* **Problem**
Below are records; work out how many of their lines contain "加熱時間を短くしてください" and give only that number.

═══ Record extracts

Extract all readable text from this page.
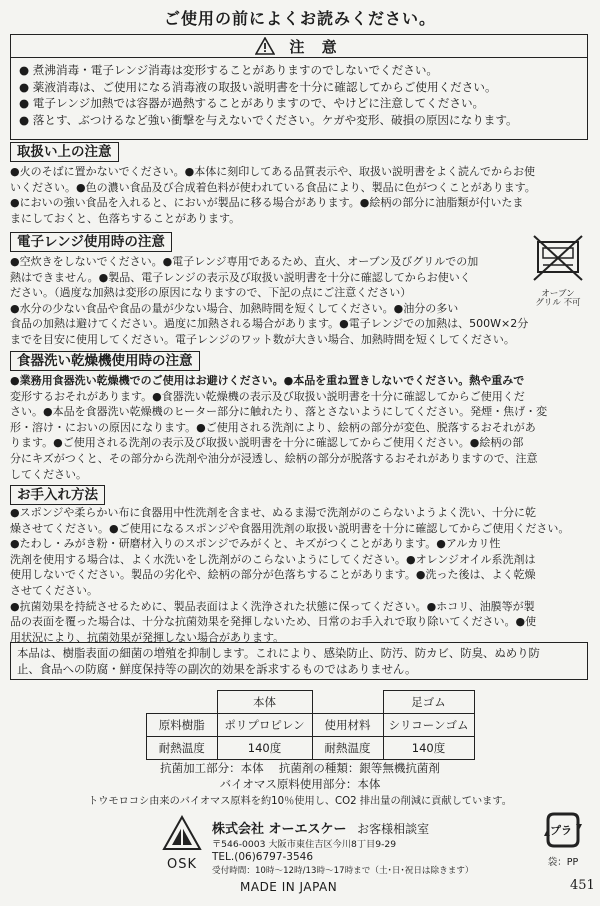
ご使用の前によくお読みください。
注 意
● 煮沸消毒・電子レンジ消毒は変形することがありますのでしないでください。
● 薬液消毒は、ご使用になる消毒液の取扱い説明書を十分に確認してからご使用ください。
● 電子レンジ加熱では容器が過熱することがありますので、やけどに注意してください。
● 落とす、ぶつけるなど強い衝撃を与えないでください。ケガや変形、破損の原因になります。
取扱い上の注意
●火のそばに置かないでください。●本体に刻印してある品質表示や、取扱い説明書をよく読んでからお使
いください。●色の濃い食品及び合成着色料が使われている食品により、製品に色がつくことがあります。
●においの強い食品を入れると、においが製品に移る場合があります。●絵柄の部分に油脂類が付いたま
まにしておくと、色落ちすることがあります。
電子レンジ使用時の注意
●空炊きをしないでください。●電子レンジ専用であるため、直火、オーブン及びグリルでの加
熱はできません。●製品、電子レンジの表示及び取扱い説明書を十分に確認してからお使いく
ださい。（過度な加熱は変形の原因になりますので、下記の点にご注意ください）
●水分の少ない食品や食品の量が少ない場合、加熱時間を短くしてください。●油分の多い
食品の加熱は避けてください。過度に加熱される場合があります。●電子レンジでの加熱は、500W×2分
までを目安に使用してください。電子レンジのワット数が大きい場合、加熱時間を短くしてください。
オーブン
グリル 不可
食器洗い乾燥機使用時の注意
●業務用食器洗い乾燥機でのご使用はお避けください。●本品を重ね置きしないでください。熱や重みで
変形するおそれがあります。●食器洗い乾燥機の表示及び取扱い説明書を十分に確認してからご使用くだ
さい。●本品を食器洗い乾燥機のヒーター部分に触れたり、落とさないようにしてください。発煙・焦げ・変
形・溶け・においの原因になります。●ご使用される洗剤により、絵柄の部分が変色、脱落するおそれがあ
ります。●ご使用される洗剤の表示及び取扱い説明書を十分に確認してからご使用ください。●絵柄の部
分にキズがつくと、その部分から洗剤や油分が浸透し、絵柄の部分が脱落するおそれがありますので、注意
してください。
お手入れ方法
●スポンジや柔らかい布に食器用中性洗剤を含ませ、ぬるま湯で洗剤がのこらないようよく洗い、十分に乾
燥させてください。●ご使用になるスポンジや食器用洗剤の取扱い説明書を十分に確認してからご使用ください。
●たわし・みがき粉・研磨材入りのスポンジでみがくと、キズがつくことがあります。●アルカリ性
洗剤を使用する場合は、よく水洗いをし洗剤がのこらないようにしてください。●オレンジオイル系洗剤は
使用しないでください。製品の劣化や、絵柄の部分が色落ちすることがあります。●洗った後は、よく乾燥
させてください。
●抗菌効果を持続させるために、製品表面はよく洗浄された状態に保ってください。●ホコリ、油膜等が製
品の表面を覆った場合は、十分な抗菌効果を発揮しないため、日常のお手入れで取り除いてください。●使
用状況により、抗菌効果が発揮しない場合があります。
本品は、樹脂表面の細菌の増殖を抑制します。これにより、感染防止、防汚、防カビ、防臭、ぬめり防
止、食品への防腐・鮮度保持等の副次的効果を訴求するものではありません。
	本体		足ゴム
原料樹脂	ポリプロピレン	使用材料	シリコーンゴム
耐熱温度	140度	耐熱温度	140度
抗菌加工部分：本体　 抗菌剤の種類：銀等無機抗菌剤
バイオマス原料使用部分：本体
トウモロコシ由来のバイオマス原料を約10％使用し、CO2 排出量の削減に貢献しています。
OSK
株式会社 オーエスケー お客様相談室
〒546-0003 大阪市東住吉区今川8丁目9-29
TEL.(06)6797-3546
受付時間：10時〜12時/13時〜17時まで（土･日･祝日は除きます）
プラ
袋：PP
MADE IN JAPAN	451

══════

* **Exercise response**
2